The problem ->
Copy each line of the entries beneath that contains the word "further".

*****

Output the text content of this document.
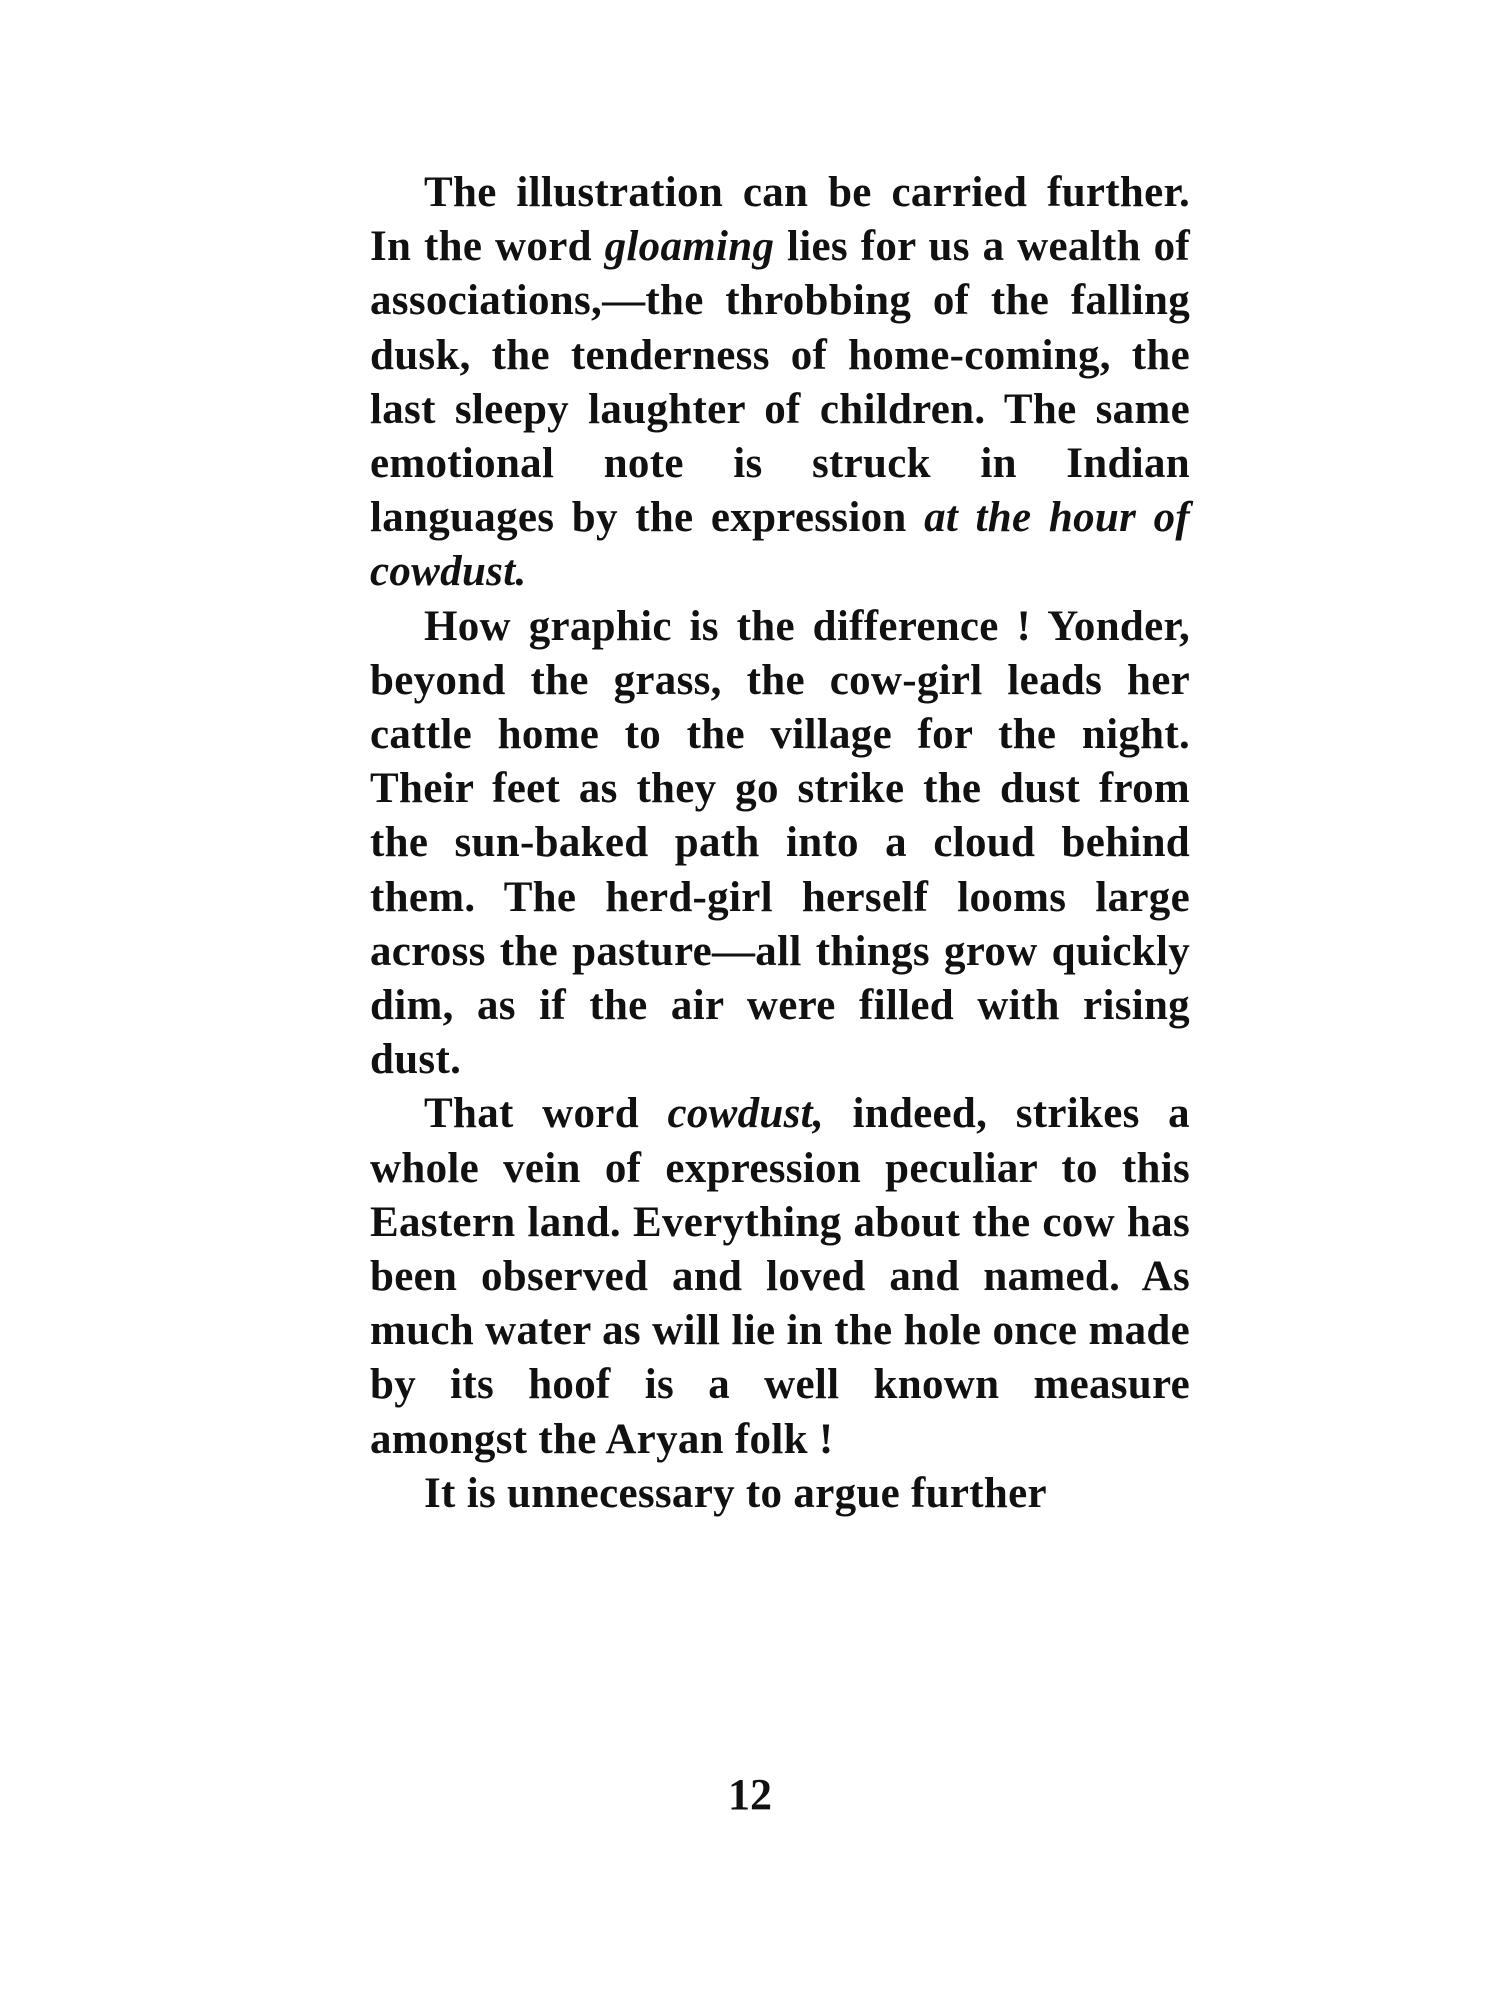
The illustration can be carried further. In the word gloaming lies for us a wealth of associations,—the throbbing of the falling dusk, the tenderness of home-coming, the last sleepy laughter of children. The same emotional note is struck in Indian languages by the expression at the hour of cowdust.

How graphic is the difference ! Yonder, beyond the grass, the cow-girl leads her cattle home to the village for the night. Their feet as they go strike the dust from the sun-baked path into a cloud behind them. The herd-girl herself looms large across the pasture—all things grow quickly dim, as if the air were filled with rising dust.

That word cowdust, indeed, strikes a whole vein of expression peculiar to this Eastern land. Everything about the cow has been observed and loved and named. As much water as will lie in the hole once made by its hoof is a well known measure amongst the Aryan folk !

It is unnecessary to argue further

12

*****

Complete answer ->
The illustration can be carried further. In the word gloaming lies for us a wealth of associations,—the throbbing of the falling dusk, the tenderness of home-coming, the last sleepy laughter of children. The same emotional note is struck in Indian languages by the expression at the hour of cowdust.
It is unnecessary to argue further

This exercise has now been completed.